> INSTRUCTIONS TO FOLLOW: Copy every line of the data that includes the string "ПОЗИТИВА".

> SUPPLIED RECORDS:
....
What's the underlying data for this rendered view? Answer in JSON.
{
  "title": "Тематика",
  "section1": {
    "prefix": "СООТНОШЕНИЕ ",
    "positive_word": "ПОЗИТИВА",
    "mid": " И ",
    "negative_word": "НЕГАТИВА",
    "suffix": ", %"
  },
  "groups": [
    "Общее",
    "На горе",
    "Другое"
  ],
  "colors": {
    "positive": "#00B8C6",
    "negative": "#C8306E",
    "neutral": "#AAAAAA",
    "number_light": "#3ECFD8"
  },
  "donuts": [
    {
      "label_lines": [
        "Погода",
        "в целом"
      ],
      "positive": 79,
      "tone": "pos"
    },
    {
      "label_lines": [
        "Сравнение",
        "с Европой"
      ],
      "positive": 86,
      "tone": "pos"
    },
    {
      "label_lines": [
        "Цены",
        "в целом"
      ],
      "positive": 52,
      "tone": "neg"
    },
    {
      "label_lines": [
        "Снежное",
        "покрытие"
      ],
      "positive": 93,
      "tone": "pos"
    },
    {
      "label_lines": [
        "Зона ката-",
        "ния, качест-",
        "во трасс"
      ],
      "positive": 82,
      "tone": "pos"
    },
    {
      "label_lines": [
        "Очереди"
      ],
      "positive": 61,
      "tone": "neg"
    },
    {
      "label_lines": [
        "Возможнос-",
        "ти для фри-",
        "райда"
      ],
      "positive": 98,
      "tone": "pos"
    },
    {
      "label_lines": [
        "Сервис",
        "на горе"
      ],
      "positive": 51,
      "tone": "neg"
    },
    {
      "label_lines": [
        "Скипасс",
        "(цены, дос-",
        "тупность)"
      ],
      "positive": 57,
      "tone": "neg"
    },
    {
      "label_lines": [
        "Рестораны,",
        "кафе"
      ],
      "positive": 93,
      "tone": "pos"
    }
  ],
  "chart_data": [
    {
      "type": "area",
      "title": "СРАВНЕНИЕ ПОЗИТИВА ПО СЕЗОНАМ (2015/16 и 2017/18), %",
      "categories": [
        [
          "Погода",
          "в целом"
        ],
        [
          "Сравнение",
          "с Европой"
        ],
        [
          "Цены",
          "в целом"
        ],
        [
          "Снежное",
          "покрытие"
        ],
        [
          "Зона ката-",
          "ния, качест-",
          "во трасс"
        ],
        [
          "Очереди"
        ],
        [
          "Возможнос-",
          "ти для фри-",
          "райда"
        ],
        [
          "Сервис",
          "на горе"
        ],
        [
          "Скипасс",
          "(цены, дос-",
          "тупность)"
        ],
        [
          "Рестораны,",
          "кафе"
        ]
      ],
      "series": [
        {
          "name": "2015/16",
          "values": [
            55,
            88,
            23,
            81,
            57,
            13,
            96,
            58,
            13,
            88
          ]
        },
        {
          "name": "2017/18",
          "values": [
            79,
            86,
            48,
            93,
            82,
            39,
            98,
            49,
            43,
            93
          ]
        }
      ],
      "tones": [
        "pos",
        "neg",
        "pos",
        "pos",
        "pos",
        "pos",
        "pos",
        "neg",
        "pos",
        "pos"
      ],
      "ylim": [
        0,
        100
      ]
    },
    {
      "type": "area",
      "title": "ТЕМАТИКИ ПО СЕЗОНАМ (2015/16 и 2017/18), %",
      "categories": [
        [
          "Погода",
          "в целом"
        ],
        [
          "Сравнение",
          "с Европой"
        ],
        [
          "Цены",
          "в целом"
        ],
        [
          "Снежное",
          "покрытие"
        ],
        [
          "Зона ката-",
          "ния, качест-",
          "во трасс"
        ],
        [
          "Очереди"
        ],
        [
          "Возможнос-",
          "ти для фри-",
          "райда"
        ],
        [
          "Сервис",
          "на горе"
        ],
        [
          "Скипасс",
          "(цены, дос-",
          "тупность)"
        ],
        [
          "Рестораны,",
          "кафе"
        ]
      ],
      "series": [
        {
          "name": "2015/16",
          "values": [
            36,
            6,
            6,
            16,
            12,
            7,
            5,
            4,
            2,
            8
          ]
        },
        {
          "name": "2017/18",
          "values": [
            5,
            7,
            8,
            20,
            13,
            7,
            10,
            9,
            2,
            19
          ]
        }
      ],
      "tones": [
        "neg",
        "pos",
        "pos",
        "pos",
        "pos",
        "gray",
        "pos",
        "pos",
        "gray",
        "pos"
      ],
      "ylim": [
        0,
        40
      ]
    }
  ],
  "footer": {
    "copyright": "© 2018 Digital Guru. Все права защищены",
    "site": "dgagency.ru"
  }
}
....
> SOLVED EXERCISE:
    "positive_word": "ПОЗИТИВА",
      "title": "СРАВНЕНИЕ ПОЗИТИВА ПО СЕЗОНАМ (2015/16 и 2017/18), %",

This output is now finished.